WHAT THE EXERCISE ASKS » Give back the full data, retyped precisely.

━━━━━ GIVEN ENTRIES

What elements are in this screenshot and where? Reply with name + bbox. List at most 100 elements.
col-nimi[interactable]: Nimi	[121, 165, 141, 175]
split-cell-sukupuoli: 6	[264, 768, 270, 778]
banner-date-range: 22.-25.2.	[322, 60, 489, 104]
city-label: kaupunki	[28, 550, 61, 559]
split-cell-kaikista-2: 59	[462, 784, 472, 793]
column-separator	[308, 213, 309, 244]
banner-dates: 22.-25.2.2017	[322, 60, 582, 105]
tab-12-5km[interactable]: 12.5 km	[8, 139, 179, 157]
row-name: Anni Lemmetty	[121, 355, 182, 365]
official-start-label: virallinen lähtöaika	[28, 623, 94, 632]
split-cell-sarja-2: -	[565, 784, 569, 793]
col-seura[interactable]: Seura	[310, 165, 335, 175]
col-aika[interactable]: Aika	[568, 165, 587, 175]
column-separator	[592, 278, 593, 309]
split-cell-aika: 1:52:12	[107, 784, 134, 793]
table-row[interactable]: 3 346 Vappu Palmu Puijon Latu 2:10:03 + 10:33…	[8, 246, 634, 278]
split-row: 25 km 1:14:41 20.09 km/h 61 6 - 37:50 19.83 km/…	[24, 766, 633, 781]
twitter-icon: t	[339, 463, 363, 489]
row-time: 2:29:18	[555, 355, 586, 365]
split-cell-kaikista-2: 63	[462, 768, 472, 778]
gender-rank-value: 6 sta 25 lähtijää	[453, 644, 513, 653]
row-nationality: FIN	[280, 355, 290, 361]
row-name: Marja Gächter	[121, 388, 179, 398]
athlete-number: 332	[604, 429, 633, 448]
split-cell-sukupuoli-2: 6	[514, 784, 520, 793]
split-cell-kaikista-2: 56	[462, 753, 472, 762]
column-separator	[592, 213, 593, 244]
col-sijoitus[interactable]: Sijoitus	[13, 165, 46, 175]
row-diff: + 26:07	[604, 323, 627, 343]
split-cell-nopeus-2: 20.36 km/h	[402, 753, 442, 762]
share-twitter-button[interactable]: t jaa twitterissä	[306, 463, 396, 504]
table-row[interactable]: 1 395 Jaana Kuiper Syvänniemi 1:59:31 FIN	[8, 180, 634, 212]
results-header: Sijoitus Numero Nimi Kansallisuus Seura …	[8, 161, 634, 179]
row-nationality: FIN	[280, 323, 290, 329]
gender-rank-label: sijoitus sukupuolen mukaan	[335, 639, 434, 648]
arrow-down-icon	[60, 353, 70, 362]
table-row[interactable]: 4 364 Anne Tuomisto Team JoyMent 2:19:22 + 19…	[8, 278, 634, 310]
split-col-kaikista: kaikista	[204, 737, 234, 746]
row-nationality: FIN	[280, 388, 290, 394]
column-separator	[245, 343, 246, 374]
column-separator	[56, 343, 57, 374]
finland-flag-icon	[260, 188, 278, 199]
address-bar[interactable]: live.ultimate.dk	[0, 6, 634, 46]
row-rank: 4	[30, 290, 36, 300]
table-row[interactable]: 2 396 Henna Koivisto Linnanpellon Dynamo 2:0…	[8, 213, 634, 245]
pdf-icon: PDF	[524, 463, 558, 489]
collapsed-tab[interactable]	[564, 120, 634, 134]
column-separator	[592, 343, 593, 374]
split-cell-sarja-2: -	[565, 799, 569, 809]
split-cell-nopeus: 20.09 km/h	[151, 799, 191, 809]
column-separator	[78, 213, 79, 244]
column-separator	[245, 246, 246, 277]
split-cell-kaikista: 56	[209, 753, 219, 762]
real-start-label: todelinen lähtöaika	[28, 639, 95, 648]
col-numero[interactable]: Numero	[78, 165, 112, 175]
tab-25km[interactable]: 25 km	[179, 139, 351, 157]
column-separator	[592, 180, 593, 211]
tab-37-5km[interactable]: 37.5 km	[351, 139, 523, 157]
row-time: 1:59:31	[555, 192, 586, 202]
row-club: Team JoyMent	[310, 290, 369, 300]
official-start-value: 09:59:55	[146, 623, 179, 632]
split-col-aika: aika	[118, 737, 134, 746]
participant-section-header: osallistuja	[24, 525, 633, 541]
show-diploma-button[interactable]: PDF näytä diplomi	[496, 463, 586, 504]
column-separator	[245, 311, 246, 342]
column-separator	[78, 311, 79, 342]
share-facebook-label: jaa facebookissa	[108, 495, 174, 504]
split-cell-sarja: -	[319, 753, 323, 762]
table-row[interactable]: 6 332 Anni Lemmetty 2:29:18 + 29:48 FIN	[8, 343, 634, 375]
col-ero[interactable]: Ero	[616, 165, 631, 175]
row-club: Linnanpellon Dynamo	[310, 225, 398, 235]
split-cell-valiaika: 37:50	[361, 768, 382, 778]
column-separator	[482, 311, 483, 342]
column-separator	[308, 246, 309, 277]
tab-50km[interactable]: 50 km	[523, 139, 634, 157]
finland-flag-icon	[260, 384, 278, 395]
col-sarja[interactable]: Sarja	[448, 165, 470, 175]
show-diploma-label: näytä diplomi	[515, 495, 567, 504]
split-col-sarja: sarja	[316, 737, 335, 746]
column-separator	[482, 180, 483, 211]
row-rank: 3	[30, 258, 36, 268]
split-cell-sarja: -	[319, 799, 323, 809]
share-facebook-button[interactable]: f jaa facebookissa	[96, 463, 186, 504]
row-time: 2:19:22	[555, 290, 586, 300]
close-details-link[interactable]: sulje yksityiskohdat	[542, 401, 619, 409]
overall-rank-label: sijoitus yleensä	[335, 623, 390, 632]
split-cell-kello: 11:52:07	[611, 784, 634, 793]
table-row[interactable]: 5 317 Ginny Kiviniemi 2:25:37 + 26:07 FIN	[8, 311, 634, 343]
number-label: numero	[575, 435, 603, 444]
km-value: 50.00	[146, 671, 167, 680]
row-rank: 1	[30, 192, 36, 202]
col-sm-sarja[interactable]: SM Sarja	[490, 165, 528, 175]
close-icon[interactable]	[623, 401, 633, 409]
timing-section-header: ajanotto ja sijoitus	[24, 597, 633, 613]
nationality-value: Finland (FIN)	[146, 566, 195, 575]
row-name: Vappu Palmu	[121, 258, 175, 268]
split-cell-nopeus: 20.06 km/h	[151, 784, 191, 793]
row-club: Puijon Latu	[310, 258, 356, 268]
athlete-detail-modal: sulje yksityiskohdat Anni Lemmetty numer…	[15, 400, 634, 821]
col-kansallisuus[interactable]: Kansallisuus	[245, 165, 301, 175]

━━━━━━━━━━

WORKED SOLUTION »
What elements are in this screenshot and where? Reply with name + bbox. List at most 100 elements.
col-nimi[interactable]: Nimi	[121, 165, 141, 175]
split-cell-sukupuoli: 6	[264, 768, 270, 778]
banner-date-range: 22.-25.2.	[322, 60, 489, 104]
city-label: kaupunki	[28, 550, 61, 559]
split-cell-kaikista-2: 59	[462, 784, 472, 793]
column-separator	[308, 213, 309, 244]
banner-dates: 22.-25.2.2017	[322, 60, 582, 105]
tab-12-5km[interactable]: 12.5 km	[8, 139, 179, 157]
row-name: Anni Lemmetty	[121, 355, 182, 365]
official-start-label: virallinen lähtöaika	[28, 623, 94, 632]
split-cell-sarja-2: -	[565, 784, 569, 793]
col-seura[interactable]: Seura	[310, 165, 335, 175]
col-aika[interactable]: Aika	[568, 165, 587, 175]
column-separator	[592, 278, 593, 309]
split-cell-aika: 1:52:12	[107, 784, 134, 793]
table-row[interactable]: 3 346 Vappu Palmu Puijon Latu 2:10:03 + 10:33…	[8, 246, 634, 278]
split-row: 25 km 1:14:41 20.09 km/h 61 6 - 37:50 19.83 km/…	[24, 766, 633, 781]
twitter-icon: t	[339, 463, 363, 489]
row-time: 2:29:18	[555, 355, 586, 365]
split-cell-kaikista-2: 63	[462, 768, 472, 778]
gender-rank-value: 6 sta 25 lähtijää	[453, 644, 513, 653]
row-nationality: FIN	[280, 355, 290, 361]
row-name: Marja Gächter	[121, 388, 179, 398]
athlete-number: 332	[604, 429, 633, 448]
split-cell-sukupuoli-2: 6	[514, 784, 520, 793]
split-cell-kaikista-2: 56	[462, 753, 472, 762]
column-separator	[592, 213, 593, 244]
col-sijoitus[interactable]: Sijoitus	[13, 165, 46, 175]
row-diff: + 26:07	[604, 323, 627, 343]
split-cell-nopeus-2: 20.36 km/h	[402, 753, 442, 762]
share-twitter-button[interactable]: t jaa twitterissä	[306, 463, 396, 504]
table-row[interactable]: 1 395 Jaana Kuiper Syvänniemi 1:59:31 FIN	[8, 180, 634, 212]
results-header: Sijoitus Numero Nimi Kansallisuus Seura …	[8, 161, 634, 179]
row-nationality: FIN	[280, 323, 290, 329]
gender-rank-label: sijoitus sukupuolen mukaan	[335, 639, 434, 648]
arrow-down-icon	[60, 353, 70, 362]
table-row[interactable]: 4 364 Anne Tuomisto Team JoyMent 2:19:22 + 19…	[8, 278, 634, 310]
split-col-kaikista: kaikista	[204, 737, 234, 746]
row-nationality: FIN	[280, 388, 290, 394]
column-separator	[245, 343, 246, 374]
column-separator	[56, 343, 57, 374]
finland-flag-icon	[260, 188, 278, 199]
address-bar[interactable]: live.ultimate.dk	[0, 6, 634, 46]
row-rank: 4	[30, 290, 36, 300]
table-row[interactable]: 2 396 Henna Koivisto Linnanpellon Dynamo 2:0…	[8, 213, 634, 245]
pdf-icon: PDF	[524, 463, 558, 489]
collapsed-tab[interactable]	[564, 120, 634, 134]
column-separator	[592, 343, 593, 374]
split-cell-sarja-2: -	[565, 799, 569, 809]
split-cell-nopeus: 20.09 km/h	[151, 799, 191, 809]
column-separator	[78, 213, 79, 244]
column-separator	[245, 246, 246, 277]
split-cell-kaikista: 56	[209, 753, 219, 762]
real-start-label: todelinen lähtöaika	[28, 639, 95, 648]
col-numero[interactable]: Numero	[78, 165, 112, 175]
tab-25km[interactable]: 25 km	[179, 139, 351, 157]
column-separator	[592, 180, 593, 211]
tab-37-5km[interactable]: 37.5 km	[351, 139, 523, 157]
row-time: 1:59:31	[555, 192, 586, 202]
row-club: Team JoyMent	[310, 290, 369, 300]
official-start-value: 09:59:55	[146, 623, 179, 632]
split-col-aika: aika	[118, 737, 134, 746]
participant-section-header: osallistuja	[24, 525, 633, 541]
show-diploma-button[interactable]: PDF näytä diplomi	[496, 463, 586, 504]
column-separator	[245, 311, 246, 342]
column-separator	[78, 311, 79, 342]
share-facebook-label: jaa facebookissa	[108, 495, 174, 504]
split-cell-sarja: -	[319, 753, 323, 762]
table-row[interactable]: 6 332 Anni Lemmetty 2:29:18 + 29:48 FIN	[8, 343, 634, 375]
col-ero[interactable]: Ero	[616, 165, 631, 175]
row-club: Linnanpellon Dynamo	[310, 225, 398, 235]
split-cell-valiaika: 37:50	[361, 768, 382, 778]
column-separator	[482, 311, 483, 342]
column-separator	[308, 246, 309, 277]
tab-50km[interactable]: 50 km	[523, 139, 634, 157]
finland-flag-icon	[260, 384, 278, 395]
col-sarja[interactable]: Sarja	[448, 165, 470, 175]
show-diploma-label: näytä diplomi	[515, 495, 567, 504]
split-col-sarja: sarja	[316, 737, 335, 746]
column-separator	[482, 180, 483, 211]
row-rank: 3	[30, 258, 36, 268]
split-cell-sarja: -	[319, 799, 323, 809]
share-facebook-button[interactable]: f jaa facebookissa	[96, 463, 186, 504]
row-time: 2:19:22	[555, 290, 586, 300]
close-details-link[interactable]: sulje yksityiskohdat	[542, 401, 619, 409]
overall-rank-label: sijoitus yleensä	[335, 623, 390, 632]
split-cell-kello: 11:52:07	[611, 784, 634, 793]
table-row[interactable]: 5 317 Ginny Kiviniemi 2:25:37 + 26:07 FIN	[8, 311, 634, 343]
number-label: numero	[575, 435, 603, 444]
km-value: 50.00	[146, 671, 167, 680]
row-rank: 1	[30, 192, 36, 202]
col-sm-sarja[interactable]: SM Sarja	[490, 165, 528, 175]
close-icon[interactable]	[623, 401, 633, 409]
timing-section-header: ajanotto ja sijoitus	[24, 597, 633, 613]
nationality-value: Finland (FIN)	[146, 566, 195, 575]
row-name: Vappu Palmu	[121, 258, 175, 268]
split-cell-nopeus: 20.06 km/h	[151, 784, 191, 793]
row-club: Puijon Latu	[310, 258, 356, 268]
athlete-detail-modal: sulje yksityiskohdat Anni Lemmetty numer…	[15, 400, 634, 821]
col-kansallisuus[interactable]: Kansallisuus	[245, 165, 301, 175]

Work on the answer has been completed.